RECORD EXCERPTS
- - - - - - -

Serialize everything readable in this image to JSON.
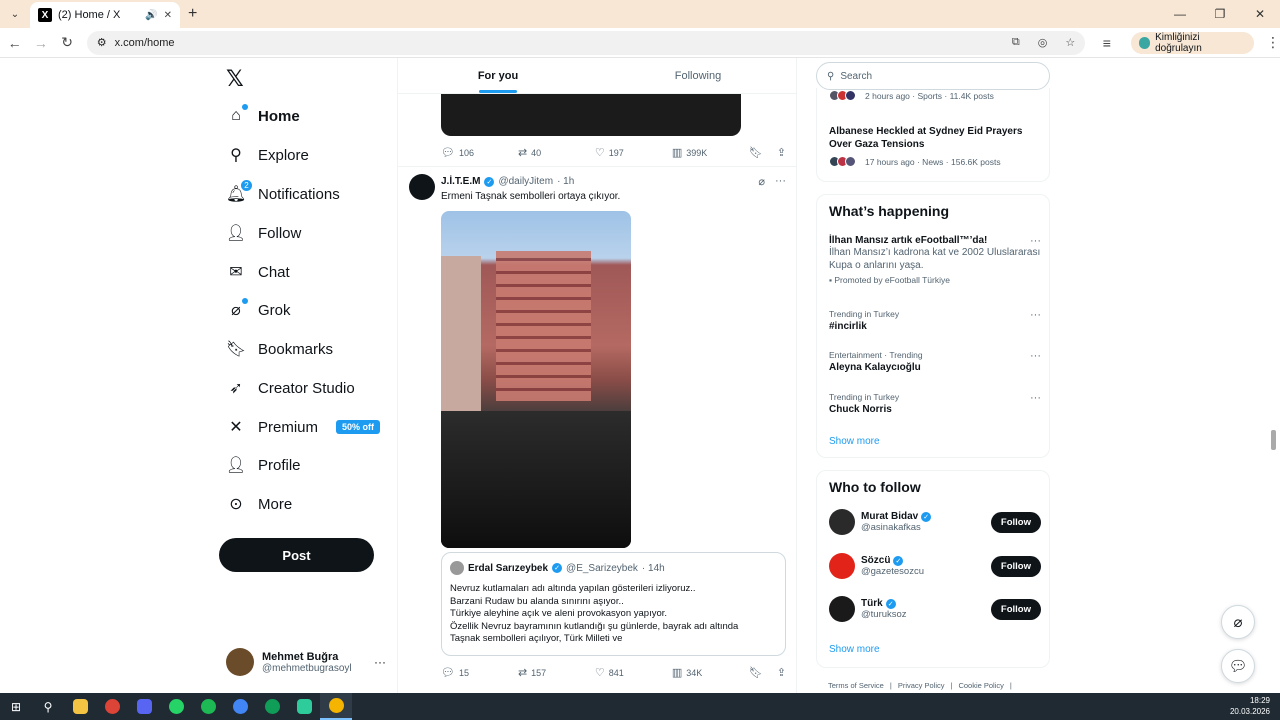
{
  "browser": {
    "tab_title": "(2) Home / X",
    "url": "x.com/home",
    "verify_label": "Kimliğinizi doğrulayın"
  },
  "sidebar": {
    "logo": "𝕏",
    "items": [
      {
        "label": "Home",
        "icon": "home-icon"
      },
      {
        "label": "Explore",
        "icon": "search-icon"
      },
      {
        "label": "Notifications",
        "icon": "bell-icon",
        "badge": "2"
      },
      {
        "label": "Follow",
        "icon": "person-add-icon"
      },
      {
        "label": "Chat",
        "icon": "mail-icon"
      },
      {
        "label": "Grok",
        "icon": "grok-icon"
      },
      {
        "label": "Bookmarks",
        "icon": "bookmark-icon"
      },
      {
        "label": "Creator Studio",
        "icon": "rocket-icon"
      },
      {
        "label": "Premium",
        "icon": "x-logo-icon",
        "badge": "50% off"
      },
      {
        "label": "Profile",
        "icon": "person-icon"
      },
      {
        "label": "More",
        "icon": "more-circle-icon"
      }
    ],
    "post_label": "Post",
    "user": {
      "name": "Mehmet Buğra",
      "handle": "@mehmetbugrasoyl"
    }
  },
  "feed": {
    "tabs": [
      "For you",
      "Following"
    ],
    "prev_actions": {
      "replies": "106",
      "reposts": "40",
      "likes": "197",
      "views": "399K"
    },
    "tweet": {
      "name": "J.İ.T.E.M",
      "handle": "@dailyJitem",
      "time": "· 1h",
      "text": "Ermeni Taşnak sembolleri ortaya çıkıyor.",
      "quote": {
        "name": "Erdal Sarızeybek",
        "handle": "@E_Sarizeybek",
        "time": "· 14h",
        "text": "Nevruz kutlamaları adı altında yapılan gösterileri izliyoruz..\nBarzani Rudaw bu alanda sınırını aşıyor..\nTürkiye aleyhine açık ve aleni provokasyon yapıyor.\nÖzellik Nevruz bayramının kutlandığı şu günlerde, bayrak adı altında\nTaşnak sembolleri açılıyor, Türk Milleti ve"
      },
      "actions": {
        "replies": "15",
        "reposts": "157",
        "likes": "841",
        "views": "34K"
      }
    }
  },
  "right": {
    "search_placeholder": "Search",
    "news_top_meta": "2 hours ago · Sports · 11.4K posts",
    "news2": {
      "title": "Albanese Heckled at Sydney Eid Prayers Over Gaza Tensions",
      "meta": "17 hours ago · News · 156.6K posts"
    },
    "happening_title": "What’s happening",
    "promo": {
      "title": "İlhan Mansız artık eFootball™’da!",
      "desc": "İlhan Mansız’ı kadrona kat ve 2002 Uluslararası Kupa o anlarını yaşa.",
      "by": "Promoted by eFootball Türkiye"
    },
    "trends": [
      {
        "category": "Trending in Turkey",
        "title": "#incirlik"
      },
      {
        "category": "Entertainment · Trending",
        "title": "Aleyna Kalaycıoğlu"
      },
      {
        "category": "Trending in Turkey",
        "title": "Chuck Norris"
      }
    ],
    "show_more": "Show more",
    "wtf_title": "Who to follow",
    "follow_label": "Follow",
    "wtf": [
      {
        "name": "Murat Bidav",
        "handle": "@asinakafkas",
        "color": "#2a2a2a"
      },
      {
        "name": "Sözcü",
        "handle": "@gazetesozcu",
        "color": "#e2231a"
      },
      {
        "name": "Türk",
        "handle": "@turuksoz",
        "color": "#1a1a1a"
      }
    ],
    "footer": [
      "Terms of Service",
      "|",
      "Privacy Policy",
      "|",
      "Cookie Policy",
      "|"
    ]
  },
  "taskbar": {
    "time": "18:29",
    "date": "20.03.2026"
  }
}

- - - - - - -

REQUEST
Reproduce all of the material exactly, apart from the pictures.

FINAL RESULT
Serialize everything readable in this image to JSON.
{
  "browser": {
    "tab_title": "(2) Home / X",
    "url": "x.com/home",
    "verify_label": "Kimliğinizi doğrulayın"
  },
  "sidebar": {
    "logo": "𝕏",
    "items": [
      {
        "label": "Home",
        "icon": "home-icon"
      },
      {
        "label": "Explore",
        "icon": "search-icon"
      },
      {
        "label": "Notifications",
        "icon": "bell-icon",
        "badge": "2"
      },
      {
        "label": "Follow",
        "icon": "person-add-icon"
      },
      {
        "label": "Chat",
        "icon": "mail-icon"
      },
      {
        "label": "Grok",
        "icon": "grok-icon"
      },
      {
        "label": "Bookmarks",
        "icon": "bookmark-icon"
      },
      {
        "label": "Creator Studio",
        "icon": "rocket-icon"
      },
      {
        "label": "Premium",
        "icon": "x-logo-icon",
        "badge": "50% off"
      },
      {
        "label": "Profile",
        "icon": "person-icon"
      },
      {
        "label": "More",
        "icon": "more-circle-icon"
      }
    ],
    "post_label": "Post",
    "user": {
      "name": "Mehmet Buğra",
      "handle": "@mehmetbugrasoyl"
    }
  },
  "feed": {
    "tabs": [
      "For you",
      "Following"
    ],
    "prev_actions": {
      "replies": "106",
      "reposts": "40",
      "likes": "197",
      "views": "399K"
    },
    "tweet": {
      "name": "J.İ.T.E.M",
      "handle": "@dailyJitem",
      "time": "· 1h",
      "text": "Ermeni Taşnak sembolleri ortaya çıkıyor.",
      "quote": {
        "name": "Erdal Sarızeybek",
        "handle": "@E_Sarizeybek",
        "time": "· 14h",
        "text": "Nevruz kutlamaları adı altında yapılan gösterileri izliyoruz..\nBarzani Rudaw bu alanda sınırını aşıyor..\nTürkiye aleyhine açık ve aleni provokasyon yapıyor.\nÖzellik Nevruz bayramının kutlandığı şu günlerde, bayrak adı altında\nTaşnak sembolleri açılıyor, Türk Milleti ve"
      },
      "actions": {
        "replies": "15",
        "reposts": "157",
        "likes": "841",
        "views": "34K"
      }
    }
  },
  "right": {
    "search_placeholder": "Search",
    "news_top_meta": "2 hours ago · Sports · 11.4K posts",
    "news2": {
      "title": "Albanese Heckled at Sydney Eid Prayers Over Gaza Tensions",
      "meta": "17 hours ago · News · 156.6K posts"
    },
    "happening_title": "What’s happening",
    "promo": {
      "title": "İlhan Mansız artık eFootball™’da!",
      "desc": "İlhan Mansız’ı kadrona kat ve 2002 Uluslararası Kupa o anlarını yaşa.",
      "by": "Promoted by eFootball Türkiye"
    },
    "trends": [
      {
        "category": "Trending in Turkey",
        "title": "#incirlik"
      },
      {
        "category": "Entertainment · Trending",
        "title": "Aleyna Kalaycıoğlu"
      },
      {
        "category": "Trending in Turkey",
        "title": "Chuck Norris"
      }
    ],
    "show_more": "Show more",
    "wtf_title": "Who to follow",
    "follow_label": "Follow",
    "wtf": [
      {
        "name": "Murat Bidav",
        "handle": "@asinakafkas",
        "color": "#2a2a2a"
      },
      {
        "name": "Sözcü",
        "handle": "@gazetesozcu",
        "color": "#e2231a"
      },
      {
        "name": "Türk",
        "handle": "@turuksoz",
        "color": "#1a1a1a"
      }
    ],
    "footer": [
      "Terms of Service",
      "|",
      "Privacy Policy",
      "|",
      "Cookie Policy",
      "|"
    ]
  },
  "taskbar": {
    "time": "18:29",
    "date": "20.03.2026"
  }
}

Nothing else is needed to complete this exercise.